### [Sobre o exercício]
Traduza para o inglês esta frase do texto sobre o voto e o eleitor: "Todavia, qualquer político presente na cena pública foi eleito pelo voto."
--- Texto fornecido ---
Votar é eleger uma imagem?

Por Sócrates Nolasco, para o Valor, do Rio -- 13/06/2008

Sabemos que vigora no Brasil uma descrença nos políticos, isso não é novidade. Os motivos pelos quais a população chegou a essa conclusão foram muitos. Todavia, qualquer político presente na cena pública foi eleito pelo voto. Há quem diga que se o voto não fosse obrigatório nenhum político se elegeria. No entanto, esse não é o caso: um político da situação foi escolhido pela urna, quer dizer, alguém votou nele. Afinal, como pensa o eleitor que vota no político que, posteriormente, desqualificará? Quais são os parâmetros que poderíamos utilizar para compreender essa dinâmica, que envolve um eleitor e a imagem que o faz votar no político que escolhe? Votar é eleger uma imagem?

clip_image001Além de ato político, o voto serve como catalisador para a fantasia do eleitor, que, transcodificada em imagem, firma o compromisso entre seu mundo interno e a realidade da qual faz parte. Posto dessa forma, esse pacto é pura magia, herdeira da mesma que Fausto usou para realizar seus desejos.

Podemos considerar duas hipóteses norteadoras dessa fantasia do eleitor-candidato. A primeira parte do princípio de que o Brasil lhe deve alguma coisa. A segunda complementa a primeira, compondo com ela a visão de mundo desse eleitor. Ela supõe que o candidato será alguém que virá para cuidar de sua vida, fazendo-a melhorar.

Essa entrega fantasiosa expressa no voto tem para o eleitor-candidato um impacto emocional maior do que o político, gerando nele apatia e conformismo. Portanto, ela é necessária para a manutenção do establishment; conseqüentemente, favorece que o eleitor-candidato fique de braços cruzados.

O eleitor-candidato justifica suas ações escusas ou abusivas, partindo de ambos pressupostos, na medida em que ele sente que o mundo está em dívida com ele. Ele é vitima.

Na falta de um banheiro, o sujeito urina na rua, pois a cidade lhe deve um vaso sanitário na hora em que ele precisa urinar. Se foi de esquerda porque bem quis, julga-se no direito de ser indenizado pelos problemas que essa opção lhe causou. Quando rouba, ele só furta o que é de grife, pois a mercadoria do camelô não serve. Mesmo que esteja fortemente armado para viabilizar seus negócios com drogas, nem pensa em usar essas armas para fazer uma revolução social. Se tem um cartão corporativo, paga suas contas na Disney - afinal, o Brasil lhe deve isso.

Um sujeito que trabalha sobre essa base funciona segundo a lei da vítima, que nos nossos dias tem muito status. Ser vítima é um bom negócio, na maioria das vezes até melhor do que as ações da Vale.
--- Material apresentado ---
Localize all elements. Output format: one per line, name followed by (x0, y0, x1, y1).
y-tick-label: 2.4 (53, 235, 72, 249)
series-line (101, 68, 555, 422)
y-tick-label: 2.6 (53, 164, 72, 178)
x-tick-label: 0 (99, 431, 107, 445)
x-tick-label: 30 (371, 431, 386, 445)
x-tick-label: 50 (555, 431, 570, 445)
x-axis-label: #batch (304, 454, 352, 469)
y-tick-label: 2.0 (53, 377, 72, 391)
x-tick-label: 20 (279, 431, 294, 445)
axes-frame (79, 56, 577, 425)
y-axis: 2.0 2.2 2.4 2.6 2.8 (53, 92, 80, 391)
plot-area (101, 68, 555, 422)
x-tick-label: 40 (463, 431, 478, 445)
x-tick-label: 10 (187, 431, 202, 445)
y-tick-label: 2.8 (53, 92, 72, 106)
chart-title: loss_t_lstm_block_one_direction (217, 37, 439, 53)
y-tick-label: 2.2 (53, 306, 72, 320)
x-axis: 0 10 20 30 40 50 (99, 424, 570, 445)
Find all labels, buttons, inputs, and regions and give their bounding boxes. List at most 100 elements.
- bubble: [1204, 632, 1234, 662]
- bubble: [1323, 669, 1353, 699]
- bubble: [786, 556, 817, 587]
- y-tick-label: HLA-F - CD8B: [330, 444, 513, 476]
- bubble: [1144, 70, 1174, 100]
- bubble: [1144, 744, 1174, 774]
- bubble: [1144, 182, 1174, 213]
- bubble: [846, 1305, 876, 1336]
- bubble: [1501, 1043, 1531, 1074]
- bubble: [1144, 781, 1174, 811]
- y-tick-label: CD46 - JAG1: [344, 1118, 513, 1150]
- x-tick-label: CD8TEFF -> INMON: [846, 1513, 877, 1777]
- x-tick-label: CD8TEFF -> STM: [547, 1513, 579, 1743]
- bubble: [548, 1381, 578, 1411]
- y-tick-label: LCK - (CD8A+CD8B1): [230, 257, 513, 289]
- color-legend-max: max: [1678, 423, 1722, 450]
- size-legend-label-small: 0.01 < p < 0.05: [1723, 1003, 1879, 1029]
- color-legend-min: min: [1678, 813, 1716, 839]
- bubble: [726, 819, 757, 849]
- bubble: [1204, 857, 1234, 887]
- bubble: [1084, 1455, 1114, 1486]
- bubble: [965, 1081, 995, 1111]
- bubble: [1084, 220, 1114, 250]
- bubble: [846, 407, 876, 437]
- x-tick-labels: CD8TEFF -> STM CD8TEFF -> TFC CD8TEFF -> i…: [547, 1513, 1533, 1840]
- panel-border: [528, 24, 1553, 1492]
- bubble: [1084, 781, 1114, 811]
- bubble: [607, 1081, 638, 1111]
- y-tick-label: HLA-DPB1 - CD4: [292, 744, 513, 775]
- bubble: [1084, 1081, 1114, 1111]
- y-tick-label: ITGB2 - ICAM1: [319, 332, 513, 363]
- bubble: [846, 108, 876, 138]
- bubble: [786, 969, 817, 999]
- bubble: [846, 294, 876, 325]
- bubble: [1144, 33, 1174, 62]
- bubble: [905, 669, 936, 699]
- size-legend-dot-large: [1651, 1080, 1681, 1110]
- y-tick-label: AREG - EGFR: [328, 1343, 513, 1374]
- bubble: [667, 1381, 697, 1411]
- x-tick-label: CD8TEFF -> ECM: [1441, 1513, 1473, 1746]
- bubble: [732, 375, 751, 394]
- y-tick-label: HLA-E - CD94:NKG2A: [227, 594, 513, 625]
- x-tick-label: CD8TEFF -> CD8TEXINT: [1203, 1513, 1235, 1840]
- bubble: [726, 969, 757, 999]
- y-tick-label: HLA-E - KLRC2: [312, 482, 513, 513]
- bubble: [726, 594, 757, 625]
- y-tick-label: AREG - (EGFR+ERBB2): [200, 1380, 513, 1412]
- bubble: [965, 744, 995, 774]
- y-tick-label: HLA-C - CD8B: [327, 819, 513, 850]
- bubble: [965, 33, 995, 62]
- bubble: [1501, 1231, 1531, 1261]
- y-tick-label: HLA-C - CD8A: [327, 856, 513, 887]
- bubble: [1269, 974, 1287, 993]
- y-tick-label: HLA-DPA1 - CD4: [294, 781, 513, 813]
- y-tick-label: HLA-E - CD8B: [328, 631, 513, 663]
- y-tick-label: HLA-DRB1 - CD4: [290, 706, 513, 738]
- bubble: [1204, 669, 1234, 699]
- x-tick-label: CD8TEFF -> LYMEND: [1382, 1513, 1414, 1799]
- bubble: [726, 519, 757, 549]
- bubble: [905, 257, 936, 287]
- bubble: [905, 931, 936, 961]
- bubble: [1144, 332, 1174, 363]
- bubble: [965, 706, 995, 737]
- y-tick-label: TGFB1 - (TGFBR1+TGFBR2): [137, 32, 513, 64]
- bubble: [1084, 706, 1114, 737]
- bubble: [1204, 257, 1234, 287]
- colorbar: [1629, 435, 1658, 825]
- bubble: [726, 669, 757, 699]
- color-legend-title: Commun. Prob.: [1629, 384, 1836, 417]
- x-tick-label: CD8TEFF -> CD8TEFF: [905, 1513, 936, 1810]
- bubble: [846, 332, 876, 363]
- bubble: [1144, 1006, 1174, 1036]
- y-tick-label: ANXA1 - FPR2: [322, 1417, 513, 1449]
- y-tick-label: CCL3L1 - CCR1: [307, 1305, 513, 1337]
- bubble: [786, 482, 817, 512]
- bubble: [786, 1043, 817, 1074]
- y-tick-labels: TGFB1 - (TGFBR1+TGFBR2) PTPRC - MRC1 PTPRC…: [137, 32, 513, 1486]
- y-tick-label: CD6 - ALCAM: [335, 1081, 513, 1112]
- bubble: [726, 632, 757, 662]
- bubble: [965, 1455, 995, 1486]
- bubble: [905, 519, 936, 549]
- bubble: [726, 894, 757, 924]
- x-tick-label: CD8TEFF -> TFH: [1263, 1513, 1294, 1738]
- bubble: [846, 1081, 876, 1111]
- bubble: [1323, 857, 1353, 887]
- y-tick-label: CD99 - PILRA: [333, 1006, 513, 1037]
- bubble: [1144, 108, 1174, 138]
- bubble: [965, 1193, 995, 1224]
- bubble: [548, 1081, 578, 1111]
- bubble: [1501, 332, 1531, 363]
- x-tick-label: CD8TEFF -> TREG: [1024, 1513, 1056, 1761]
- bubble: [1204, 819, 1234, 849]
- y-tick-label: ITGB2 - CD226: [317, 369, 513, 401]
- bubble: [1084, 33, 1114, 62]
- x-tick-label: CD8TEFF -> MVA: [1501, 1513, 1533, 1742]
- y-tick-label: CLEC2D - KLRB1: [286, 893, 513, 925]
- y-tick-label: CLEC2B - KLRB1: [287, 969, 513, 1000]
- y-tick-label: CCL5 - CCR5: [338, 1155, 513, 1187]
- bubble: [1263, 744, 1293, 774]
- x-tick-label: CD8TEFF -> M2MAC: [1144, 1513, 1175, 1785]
---
### [Resposta da tarefa]
However, any politician present on the public scene was elected by vote.